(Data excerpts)
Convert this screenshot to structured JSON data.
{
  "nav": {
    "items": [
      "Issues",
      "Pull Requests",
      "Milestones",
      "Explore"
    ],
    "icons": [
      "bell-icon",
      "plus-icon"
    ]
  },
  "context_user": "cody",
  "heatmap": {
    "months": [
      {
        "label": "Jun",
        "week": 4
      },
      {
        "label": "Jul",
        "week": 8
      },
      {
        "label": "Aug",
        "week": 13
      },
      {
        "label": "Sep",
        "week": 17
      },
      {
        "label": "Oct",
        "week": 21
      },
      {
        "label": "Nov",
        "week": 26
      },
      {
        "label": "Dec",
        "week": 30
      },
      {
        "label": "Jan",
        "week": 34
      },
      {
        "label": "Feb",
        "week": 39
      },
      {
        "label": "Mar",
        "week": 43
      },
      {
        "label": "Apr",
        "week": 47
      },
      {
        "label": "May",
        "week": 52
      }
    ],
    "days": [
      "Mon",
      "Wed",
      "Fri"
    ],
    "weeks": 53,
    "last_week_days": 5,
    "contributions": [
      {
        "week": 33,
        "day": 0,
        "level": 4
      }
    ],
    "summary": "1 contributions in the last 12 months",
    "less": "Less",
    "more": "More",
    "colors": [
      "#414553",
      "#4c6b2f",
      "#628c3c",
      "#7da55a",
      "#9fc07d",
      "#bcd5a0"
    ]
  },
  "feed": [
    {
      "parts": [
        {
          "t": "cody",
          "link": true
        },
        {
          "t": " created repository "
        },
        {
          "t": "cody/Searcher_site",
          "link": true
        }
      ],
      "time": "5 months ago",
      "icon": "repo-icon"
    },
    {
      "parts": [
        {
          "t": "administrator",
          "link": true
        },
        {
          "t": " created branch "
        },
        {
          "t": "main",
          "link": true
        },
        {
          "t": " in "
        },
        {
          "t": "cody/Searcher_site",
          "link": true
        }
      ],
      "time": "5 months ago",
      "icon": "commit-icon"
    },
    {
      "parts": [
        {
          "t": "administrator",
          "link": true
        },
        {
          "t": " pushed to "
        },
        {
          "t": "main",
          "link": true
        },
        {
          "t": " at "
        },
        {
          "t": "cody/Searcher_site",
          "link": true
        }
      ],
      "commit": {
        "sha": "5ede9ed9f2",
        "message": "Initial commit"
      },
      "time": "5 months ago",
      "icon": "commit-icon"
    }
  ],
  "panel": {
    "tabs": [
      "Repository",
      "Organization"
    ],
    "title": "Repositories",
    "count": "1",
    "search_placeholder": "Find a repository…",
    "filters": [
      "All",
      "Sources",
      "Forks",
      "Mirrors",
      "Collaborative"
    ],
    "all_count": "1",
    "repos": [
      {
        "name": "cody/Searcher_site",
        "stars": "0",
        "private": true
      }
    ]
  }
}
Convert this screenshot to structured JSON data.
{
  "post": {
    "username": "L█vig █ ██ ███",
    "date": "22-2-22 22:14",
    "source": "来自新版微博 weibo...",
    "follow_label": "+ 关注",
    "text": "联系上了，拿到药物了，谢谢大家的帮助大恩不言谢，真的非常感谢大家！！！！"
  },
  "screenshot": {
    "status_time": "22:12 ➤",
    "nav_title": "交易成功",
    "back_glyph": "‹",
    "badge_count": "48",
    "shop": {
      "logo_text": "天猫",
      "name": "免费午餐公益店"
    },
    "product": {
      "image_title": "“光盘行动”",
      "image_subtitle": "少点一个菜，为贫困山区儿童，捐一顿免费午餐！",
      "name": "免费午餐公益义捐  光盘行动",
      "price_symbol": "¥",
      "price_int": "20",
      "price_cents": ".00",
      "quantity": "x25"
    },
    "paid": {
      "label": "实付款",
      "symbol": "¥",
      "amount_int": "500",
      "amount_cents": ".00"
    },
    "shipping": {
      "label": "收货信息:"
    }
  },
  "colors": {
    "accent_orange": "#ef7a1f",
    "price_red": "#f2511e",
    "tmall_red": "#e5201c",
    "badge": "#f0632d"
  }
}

**What is expected**
Each record should come back exactly as written.

**Full solution**
Convert this screenshot to structured JSON data.
{
  "nav": {
    "items": [
      "Issues",
      "Pull Requests",
      "Milestones",
      "Explore"
    ],
    "icons": [
      "bell-icon",
      "plus-icon"
    ]
  },
  "context_user": "cody",
  "heatmap": {
    "months": [
      {
        "label": "Jun",
        "week": 4
      },
      {
        "label": "Jul",
        "week": 8
      },
      {
        "label": "Aug",
        "week": 13
      },
      {
        "label": "Sep",
        "week": 17
      },
      {
        "label": "Oct",
        "week": 21
      },
      {
        "label": "Nov",
        "week": 26
      },
      {
        "label": "Dec",
        "week": 30
      },
      {
        "label": "Jan",
        "week": 34
      },
      {
        "label": "Feb",
        "week": 39
      },
      {
        "label": "Mar",
        "week": 43
      },
      {
        "label": "Apr",
        "week": 47
      },
      {
        "label": "May",
        "week": 52
      }
    ],
    "days": [
      "Mon",
      "Wed",
      "Fri"
    ],
    "weeks": 53,
    "last_week_days": 5,
    "contributions": [
      {
        "week": 33,
        "day": 0,
        "level": 4
      }
    ],
    "summary": "1 contributions in the last 12 months",
    "less": "Less",
    "more": "More",
    "colors": [
      "#414553",
      "#4c6b2f",
      "#628c3c",
      "#7da55a",
      "#9fc07d",
      "#bcd5a0"
    ]
  },
  "feed": [
    {
      "parts": [
        {
          "t": "cody",
          "link": true
        },
        {
          "t": " created repository "
        },
        {
          "t": "cody/Searcher_site",
          "link": true
        }
      ],
      "time": "5 months ago",
      "icon": "repo-icon"
    },
    {
      "parts": [
        {
          "t": "administrator",
          "link": true
        },
        {
          "t": " created branch "
        },
        {
          "t": "main",
          "link": true
        },
        {
          "t": " in "
        },
        {
          "t": "cody/Searcher_site",
          "link": true
        }
      ],
      "time": "5 months ago",
      "icon": "commit-icon"
    },
    {
      "parts": [
        {
          "t": "administrator",
          "link": true
        },
        {
          "t": " pushed to "
        },
        {
          "t": "main",
          "link": true
        },
        {
          "t": " at "
        },
        {
          "t": "cody/Searcher_site",
          "link": true
        }
      ],
      "commit": {
        "sha": "5ede9ed9f2",
        "message": "Initial commit"
      },
      "time": "5 months ago",
      "icon": "commit-icon"
    }
  ],
  "panel": {
    "tabs": [
      "Repository",
      "Organization"
    ],
    "title": "Repositories",
    "count": "1",
    "search_placeholder": "Find a repository…",
    "filters": [
      "All",
      "Sources",
      "Forks",
      "Mirrors",
      "Collaborative"
    ],
    "all_count": "1",
    "repos": [
      {
        "name": "cody/Searcher_site",
        "stars": "0",
        "private": true
      }
    ]
  }
}
Convert this screenshot to structured JSON data.
{
  "post": {
    "username": "L█vig █ ██ ███",
    "date": "22-2-22 22:14",
    "source": "来自新版微博 weibo...",
    "follow_label": "+ 关注",
    "text": "联系上了，拿到药物了，谢谢大家的帮助大恩不言谢，真的非常感谢大家！！！！"
  },
  "screenshot": {
    "status_time": "22:12 ➤",
    "nav_title": "交易成功",
    "back_glyph": "‹",
    "badge_count": "48",
    "shop": {
      "logo_text": "天猫",
      "name": "免费午餐公益店"
    },
    "product": {
      "image_title": "“光盘行动”",
      "image_subtitle": "少点一个菜，为贫困山区儿童，捐一顿免费午餐！",
      "name": "免费午餐公益义捐  光盘行动",
      "price_symbol": "¥",
      "price_int": "20",
      "price_cents": ".00",
      "quantity": "x25"
    },
    "paid": {
      "label": "实付款",
      "symbol": "¥",
      "amount_int": "500",
      "amount_cents": ".00"
    },
    "shipping": {
      "label": "收货信息:"
    }
  },
  "colors": {
    "accent_orange": "#ef7a1f",
    "price_red": "#f2511e",
    "tmall_red": "#e5201c",
    "badge": "#f0632d"
  }
}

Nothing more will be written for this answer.